Start of Stored rows

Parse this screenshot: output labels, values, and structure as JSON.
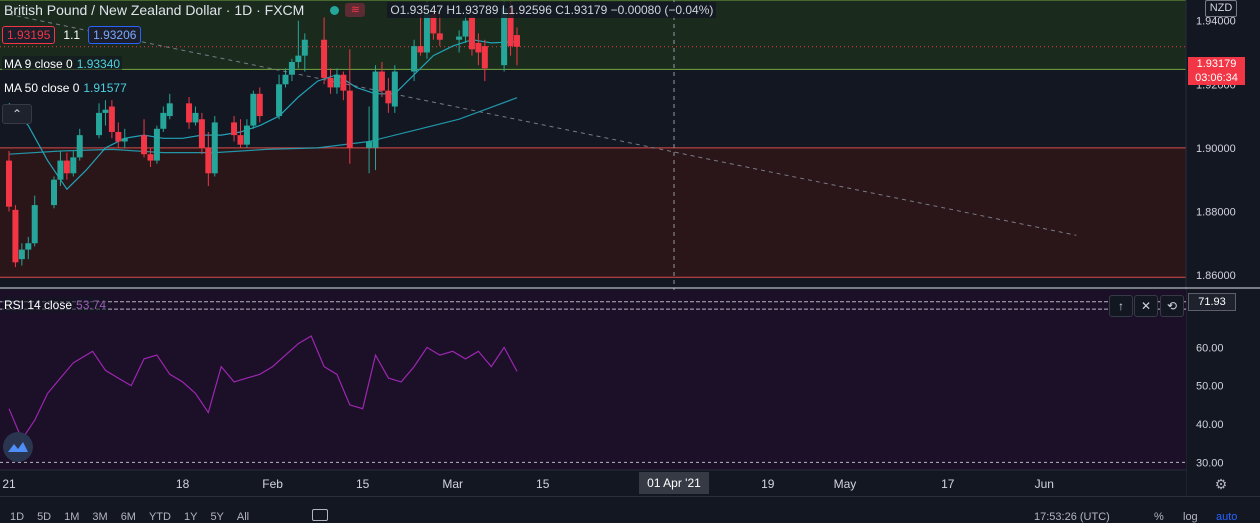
{
  "header": {
    "title": "British Pound / New Zealand Dollar · 1D · FXCM",
    "ohlc": {
      "o_label": "O",
      "o": "1.93547",
      "h_label": "H",
      "h": "1.93789",
      "l_label": "L",
      "l": "1.92596",
      "c_label": "C",
      "c": "1.93179",
      "change": "−0.00080 (−0.04%)"
    },
    "wave_icon": "≋"
  },
  "bidask": {
    "bid": "1.93195",
    "spread": "1.1",
    "ask": "1.93206"
  },
  "indicators": {
    "ma9_label": "MA 9 close 0",
    "ma9_value": "1.93340",
    "ma50_label": "MA 50 close 0",
    "ma50_value": "1.91577",
    "rsi_label": "RSI 14 close",
    "rsi_value": "53.74",
    "collapse_icon": "⌃"
  },
  "currency": "NZD",
  "current_price": {
    "price": "1.93179",
    "countdown": "03:06:34"
  },
  "rsi_marker": "71.93",
  "pane_buttons": {
    "up": "↑",
    "close": "✕",
    "swap": "⟲"
  },
  "crosshair_date": "01 Apr '21",
  "bottom_bar": {
    "ranges": [
      "1D",
      "5D",
      "1M",
      "3M",
      "6M",
      "YTD",
      "1Y",
      "5Y",
      "All"
    ],
    "time": "17:53:26 (UTC)",
    "percent": "%",
    "log": "log",
    "auto": "auto"
  },
  "colors": {
    "background": "#131722",
    "bull": "#26a69a",
    "bear": "#f23645",
    "upper_zone": "#1a2b1e",
    "lower_zone": "#2a1518",
    "rsi_pane": "#1c0f28",
    "ma": "#22a3b8",
    "rsi_line": "#9c27b0"
  },
  "chart_data": [
    {
      "type": "candlestick",
      "title": "British Pound / New Zealand Dollar · 1D · FXCM",
      "x_ticks": [
        {
          "label": "21",
          "day": 0
        },
        {
          "label": "18",
          "day": 27
        },
        {
          "label": "Feb",
          "day": 41
        },
        {
          "label": "15",
          "day": 55
        },
        {
          "label": "Mar",
          "day": 69
        },
        {
          "label": "15",
          "day": 83
        },
        {
          "label": "01 Apr '21",
          "day": 100
        },
        {
          "label": "19",
          "day": 118
        },
        {
          "label": "May",
          "day": 130
        },
        {
          "label": "17",
          "day": 146
        },
        {
          "label": "Jun",
          "day": 161
        }
      ],
      "y_ticks": [
        1.86,
        1.88,
        1.9,
        1.92,
        1.94
      ],
      "ylim": [
        1.8575,
        1.9465
      ],
      "xlim_days": [
        0,
        166
      ],
      "zones": [
        {
          "name": "resistance",
          "from": 1.9247,
          "to": 1.9465
        },
        {
          "name": "support",
          "from": 1.8593,
          "to": 1.9
        }
      ],
      "lines": [
        {
          "name": "top_line",
          "value": 1.9465
        },
        {
          "name": "mid_line",
          "value": 1.9247
        },
        {
          "name": "zone_split",
          "value": 1.9
        },
        {
          "name": "bottom_line",
          "value": 1.8593
        },
        {
          "name": "last_price",
          "value": 1.93179
        }
      ],
      "trendline": {
        "start": {
          "day": 0,
          "value": 1.942
        },
        "end": {
          "day": 166,
          "value": 1.8725
        }
      },
      "candles": [
        {
          "day": 0,
          "o": 1.896,
          "h": 1.899,
          "l": 1.88,
          "c": 1.8815
        },
        {
          "day": 1,
          "o": 1.8805,
          "h": 1.882,
          "l": 1.8625,
          "c": 1.864
        },
        {
          "day": 2,
          "o": 1.865,
          "h": 1.87,
          "l": 1.863,
          "c": 1.868
        },
        {
          "day": 3,
          "o": 1.868,
          "h": 1.872,
          "l": 1.865,
          "c": 1.87
        },
        {
          "day": 4,
          "o": 1.87,
          "h": 1.885,
          "l": 1.869,
          "c": 1.882
        },
        {
          "day": 7,
          "o": 1.882,
          "h": 1.891,
          "l": 1.881,
          "c": 1.89
        },
        {
          "day": 8,
          "o": 1.89,
          "h": 1.899,
          "l": 1.888,
          "c": 1.896
        },
        {
          "day": 9,
          "o": 1.896,
          "h": 1.8985,
          "l": 1.89,
          "c": 1.892
        },
        {
          "day": 10,
          "o": 1.892,
          "h": 1.899,
          "l": 1.891,
          "c": 1.897
        },
        {
          "day": 11,
          "o": 1.897,
          "h": 1.906,
          "l": 1.896,
          "c": 1.904
        },
        {
          "day": 14,
          "o": 1.904,
          "h": 1.914,
          "l": 1.903,
          "c": 1.911
        },
        {
          "day": 15,
          "o": 1.911,
          "h": 1.915,
          "l": 1.907,
          "c": 1.912
        },
        {
          "day": 16,
          "o": 1.913,
          "h": 1.915,
          "l": 1.903,
          "c": 1.905
        },
        {
          "day": 17,
          "o": 1.905,
          "h": 1.908,
          "l": 1.9,
          "c": 1.902
        },
        {
          "day": 18,
          "o": 1.902,
          "h": 1.906,
          "l": 1.9,
          "c": 1.903
        },
        {
          "day": 21,
          "o": 1.904,
          "h": 1.909,
          "l": 1.897,
          "c": 1.898
        },
        {
          "day": 22,
          "o": 1.898,
          "h": 1.9,
          "l": 1.894,
          "c": 1.896
        },
        {
          "day": 23,
          "o": 1.896,
          "h": 1.907,
          "l": 1.895,
          "c": 1.906
        },
        {
          "day": 24,
          "o": 1.906,
          "h": 1.913,
          "l": 1.905,
          "c": 1.911
        },
        {
          "day": 25,
          "o": 1.91,
          "h": 1.917,
          "l": 1.909,
          "c": 1.914
        },
        {
          "day": 28,
          "o": 1.914,
          "h": 1.916,
          "l": 1.906,
          "c": 1.908
        },
        {
          "day": 29,
          "o": 1.908,
          "h": 1.913,
          "l": 1.907,
          "c": 1.911
        },
        {
          "day": 30,
          "o": 1.909,
          "h": 1.911,
          "l": 1.898,
          "c": 1.9
        },
        {
          "day": 31,
          "o": 1.9,
          "h": 1.905,
          "l": 1.888,
          "c": 1.892
        },
        {
          "day": 32,
          "o": 1.892,
          "h": 1.91,
          "l": 1.891,
          "c": 1.908
        },
        {
          "day": 35,
          "o": 1.908,
          "h": 1.91,
          "l": 1.902,
          "c": 1.904
        },
        {
          "day": 36,
          "o": 1.904,
          "h": 1.909,
          "l": 1.9,
          "c": 1.901
        },
        {
          "day": 37,
          "o": 1.901,
          "h": 1.909,
          "l": 1.9,
          "c": 1.907
        },
        {
          "day": 38,
          "o": 1.907,
          "h": 1.918,
          "l": 1.906,
          "c": 1.917
        },
        {
          "day": 39,
          "o": 1.917,
          "h": 1.919,
          "l": 1.908,
          "c": 1.91
        },
        {
          "day": 42,
          "o": 1.91,
          "h": 1.923,
          "l": 1.909,
          "c": 1.92
        },
        {
          "day": 43,
          "o": 1.92,
          "h": 1.925,
          "l": 1.919,
          "c": 1.923
        },
        {
          "day": 44,
          "o": 1.923,
          "h": 1.928,
          "l": 1.921,
          "c": 1.927
        },
        {
          "day": 45,
          "o": 1.927,
          "h": 1.94,
          "l": 1.925,
          "c": 1.929
        },
        {
          "day": 46,
          "o": 1.929,
          "h": 1.936,
          "l": 1.924,
          "c": 1.934
        },
        {
          "day": 49,
          "o": 1.934,
          "h": 1.941,
          "l": 1.92,
          "c": 1.922
        },
        {
          "day": 50,
          "o": 1.922,
          "h": 1.925,
          "l": 1.917,
          "c": 1.919
        },
        {
          "day": 51,
          "o": 1.919,
          "h": 1.925,
          "l": 1.917,
          "c": 1.923
        },
        {
          "day": 52,
          "o": 1.923,
          "h": 1.924,
          "l": 1.915,
          "c": 1.918
        },
        {
          "day": 53,
          "o": 1.918,
          "h": 1.931,
          "l": 1.895,
          "c": 1.9
        },
        {
          "day": 56,
          "o": 1.9,
          "h": 1.913,
          "l": 1.892,
          "c": 1.902
        },
        {
          "day": 57,
          "o": 1.9,
          "h": 1.926,
          "l": 1.893,
          "c": 1.924
        },
        {
          "day": 58,
          "o": 1.924,
          "h": 1.927,
          "l": 1.916,
          "c": 1.918
        },
        {
          "day": 59,
          "o": 1.918,
          "h": 1.922,
          "l": 1.911,
          "c": 1.914
        },
        {
          "day": 60,
          "o": 1.913,
          "h": 1.926,
          "l": 1.911,
          "c": 1.924
        },
        {
          "day": 63,
          "o": 1.924,
          "h": 1.934,
          "l": 1.921,
          "c": 1.932
        },
        {
          "day": 64,
          "o": 1.932,
          "h": 1.942,
          "l": 1.929,
          "c": 1.93
        },
        {
          "day": 65,
          "o": 1.93,
          "h": 1.946,
          "l": 1.928,
          "c": 1.942
        },
        {
          "day": 66,
          "o": 1.942,
          "h": 1.944,
          "l": 1.934,
          "c": 1.936
        },
        {
          "day": 67,
          "o": 1.936,
          "h": 1.943,
          "l": 1.932,
          "c": 1.934
        },
        {
          "day": 70,
          "o": 1.934,
          "h": 1.937,
          "l": 1.93,
          "c": 1.935
        },
        {
          "day": 71,
          "o": 1.935,
          "h": 1.942,
          "l": 1.933,
          "c": 1.94
        },
        {
          "day": 72,
          "o": 1.941,
          "h": 1.942,
          "l": 1.929,
          "c": 1.931
        },
        {
          "day": 73,
          "o": 1.933,
          "h": 1.936,
          "l": 1.926,
          "c": 1.93
        },
        {
          "day": 74,
          "o": 1.932,
          "h": 1.934,
          "l": 1.921,
          "c": 1.925
        },
        {
          "day": 77,
          "o": 1.926,
          "h": 1.946,
          "l": 1.924,
          "c": 1.944
        },
        {
          "day": 78,
          "o": 1.944,
          "h": 1.946,
          "l": 1.929,
          "c": 1.932
        },
        {
          "day": 79,
          "o": 1.93547,
          "h": 1.93789,
          "l": 1.92596,
          "c": 1.93179
        }
      ],
      "ma9": {
        "name": "MA 9 close 0",
        "points": [
          [
            0,
            1.914
          ],
          [
            3,
            1.907
          ],
          [
            6,
            1.896
          ],
          [
            9,
            1.887
          ],
          [
            12,
            1.893
          ],
          [
            15,
            1.9
          ],
          [
            18,
            1.903
          ],
          [
            21,
            1.904
          ],
          [
            24,
            1.903
          ],
          [
            27,
            1.903
          ],
          [
            30,
            1.904
          ],
          [
            33,
            1.904
          ],
          [
            36,
            1.905
          ],
          [
            39,
            1.907
          ],
          [
            42,
            1.91
          ],
          [
            45,
            1.916
          ],
          [
            48,
            1.921
          ],
          [
            51,
            1.923
          ],
          [
            54,
            1.919
          ],
          [
            57,
            1.917
          ],
          [
            60,
            1.917
          ],
          [
            63,
            1.923
          ],
          [
            66,
            1.929
          ],
          [
            69,
            1.932
          ],
          [
            72,
            1.934
          ],
          [
            75,
            1.933
          ],
          [
            79,
            1.9334
          ]
        ]
      },
      "ma50": {
        "name": "MA 50 close 0",
        "points": [
          [
            0,
            1.898
          ],
          [
            8,
            1.899
          ],
          [
            16,
            1.8995
          ],
          [
            24,
            1.8985
          ],
          [
            32,
            1.8985
          ],
          [
            40,
            1.8995
          ],
          [
            48,
            1.9
          ],
          [
            56,
            1.902
          ],
          [
            64,
            1.906
          ],
          [
            70,
            1.909
          ],
          [
            74,
            1.912
          ],
          [
            79,
            1.91577
          ]
        ]
      }
    },
    {
      "type": "line",
      "title": "RSI 14 close",
      "series": [
        {
          "name": "RSI 14 close",
          "values": [
            [
              0,
              44
            ],
            [
              2,
              36
            ],
            [
              4,
              41
            ],
            [
              6,
              48
            ],
            [
              8,
              52
            ],
            [
              10,
              56
            ],
            [
              13,
              59
            ],
            [
              15,
              54
            ],
            [
              17,
              52
            ],
            [
              19,
              50
            ],
            [
              21,
              57
            ],
            [
              23,
              58
            ],
            [
              25,
              53
            ],
            [
              27,
              51
            ],
            [
              29,
              48
            ],
            [
              31,
              43
            ],
            [
              33,
              55
            ],
            [
              35,
              51
            ],
            [
              37,
              52
            ],
            [
              39,
              53
            ],
            [
              41,
              55
            ],
            [
              43,
              58
            ],
            [
              45,
              61
            ],
            [
              47,
              63
            ],
            [
              49,
              55
            ],
            [
              51,
              53
            ],
            [
              53,
              45
            ],
            [
              55,
              44
            ],
            [
              57,
              58
            ],
            [
              59,
              52
            ],
            [
              61,
              51
            ],
            [
              63,
              55
            ],
            [
              65,
              60
            ],
            [
              67,
              58
            ],
            [
              69,
              59
            ],
            [
              71,
              57
            ],
            [
              73,
              59
            ],
            [
              75,
              55
            ],
            [
              77,
              60
            ],
            [
              79,
              53.74
            ]
          ]
        }
      ],
      "y_ticks": [
        30.0,
        40.0,
        50.0,
        60.0
      ],
      "ylim": [
        28,
        75
      ],
      "levels": [
        71.93,
        70,
        30
      ]
    }
  ]
}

End of Stored rows

## Your instructions
Above are the records. Copy every line in them holding "FXCM".

## Written response
    "title": "British Pound / New Zealand Dollar · 1D · FXCM",
      "title": "British Pound / New Zealand Dollar · 1D · FXCM",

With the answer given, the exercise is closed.